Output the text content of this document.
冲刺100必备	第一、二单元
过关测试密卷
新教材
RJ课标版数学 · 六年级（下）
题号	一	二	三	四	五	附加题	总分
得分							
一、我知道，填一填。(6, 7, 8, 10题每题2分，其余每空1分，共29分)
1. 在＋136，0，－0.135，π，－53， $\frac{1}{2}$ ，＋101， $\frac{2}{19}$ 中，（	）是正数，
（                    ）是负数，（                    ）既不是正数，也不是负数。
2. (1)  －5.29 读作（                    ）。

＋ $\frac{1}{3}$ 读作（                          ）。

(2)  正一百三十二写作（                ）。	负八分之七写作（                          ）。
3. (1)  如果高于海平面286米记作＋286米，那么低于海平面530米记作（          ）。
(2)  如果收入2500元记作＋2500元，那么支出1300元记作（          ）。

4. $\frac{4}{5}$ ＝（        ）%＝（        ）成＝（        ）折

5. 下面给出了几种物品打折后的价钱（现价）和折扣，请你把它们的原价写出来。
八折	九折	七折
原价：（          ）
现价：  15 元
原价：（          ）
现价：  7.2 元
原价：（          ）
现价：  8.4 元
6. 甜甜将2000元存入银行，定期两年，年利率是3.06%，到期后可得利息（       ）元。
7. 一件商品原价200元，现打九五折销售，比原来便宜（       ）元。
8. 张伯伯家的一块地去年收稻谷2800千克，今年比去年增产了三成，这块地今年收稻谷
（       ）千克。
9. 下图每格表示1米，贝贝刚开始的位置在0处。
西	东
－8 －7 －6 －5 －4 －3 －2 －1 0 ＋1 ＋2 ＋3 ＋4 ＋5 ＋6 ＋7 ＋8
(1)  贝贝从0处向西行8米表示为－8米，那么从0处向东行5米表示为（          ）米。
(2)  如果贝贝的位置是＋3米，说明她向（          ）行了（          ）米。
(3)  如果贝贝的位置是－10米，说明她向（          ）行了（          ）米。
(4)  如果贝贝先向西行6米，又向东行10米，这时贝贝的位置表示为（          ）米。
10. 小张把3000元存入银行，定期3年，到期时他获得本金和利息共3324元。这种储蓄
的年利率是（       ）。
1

....................

Your objective: Produce a verbatim transcription of the entries above.

Exercise output:
Output the text content of this document.
冲刺100必备	第一、二单元
过关测试密卷
新教材
RJ课标版数学 · 六年级（下）
题号	一	二	三	四	五	附加题	总分
得分							
一、我知道，填一填。(6, 7, 8, 10题每题2分，其余每空1分，共29分)
1. 在＋136，0，－0.135，π，－53， $\frac{1}{2}$ ，＋101， $\frac{2}{19}$ 中，（	）是正数，
（                    ）是负数，（                    ）既不是正数，也不是负数。
2. (1)  －5.29 读作（                    ）。

＋ $\frac{1}{3}$ 读作（                          ）。

(2)  正一百三十二写作（                ）。	负八分之七写作（                          ）。
3. (1)  如果高于海平面286米记作＋286米，那么低于海平面530米记作（          ）。
(2)  如果收入2500元记作＋2500元，那么支出1300元记作（          ）。

4. $\frac{4}{5}$ ＝（        ）%＝（        ）成＝（        ）折

5. 下面给出了几种物品打折后的价钱（现价）和折扣，请你把它们的原价写出来。
八折	九折	七折
原价：（          ）
现价：  15 元
原价：（          ）
现价：  7.2 元
原价：（          ）
现价：  8.4 元
6. 甜甜将2000元存入银行，定期两年，年利率是3.06%，到期后可得利息（       ）元。
7. 一件商品原价200元，现打九五折销售，比原来便宜（       ）元。
8. 张伯伯家的一块地去年收稻谷2800千克，今年比去年增产了三成，这块地今年收稻谷
（       ）千克。
9. 下图每格表示1米，贝贝刚开始的位置在0处。
西	东
－8 －7 －6 －5 －4 －3 －2 －1 0 ＋1 ＋2 ＋3 ＋4 ＋5 ＋6 ＋7 ＋8
(1)  贝贝从0处向西行8米表示为－8米，那么从0处向东行5米表示为（          ）米。
(2)  如果贝贝的位置是＋3米，说明她向（          ）行了（          ）米。
(3)  如果贝贝的位置是－10米，说明她向（          ）行了（          ）米。
(4)  如果贝贝先向西行6米，又向东行10米，这时贝贝的位置表示为（          ）米。
10. 小张把3000元存入银行，定期3年，到期时他获得本金和利息共3324元。这种储蓄
的年利率是（       ）。
1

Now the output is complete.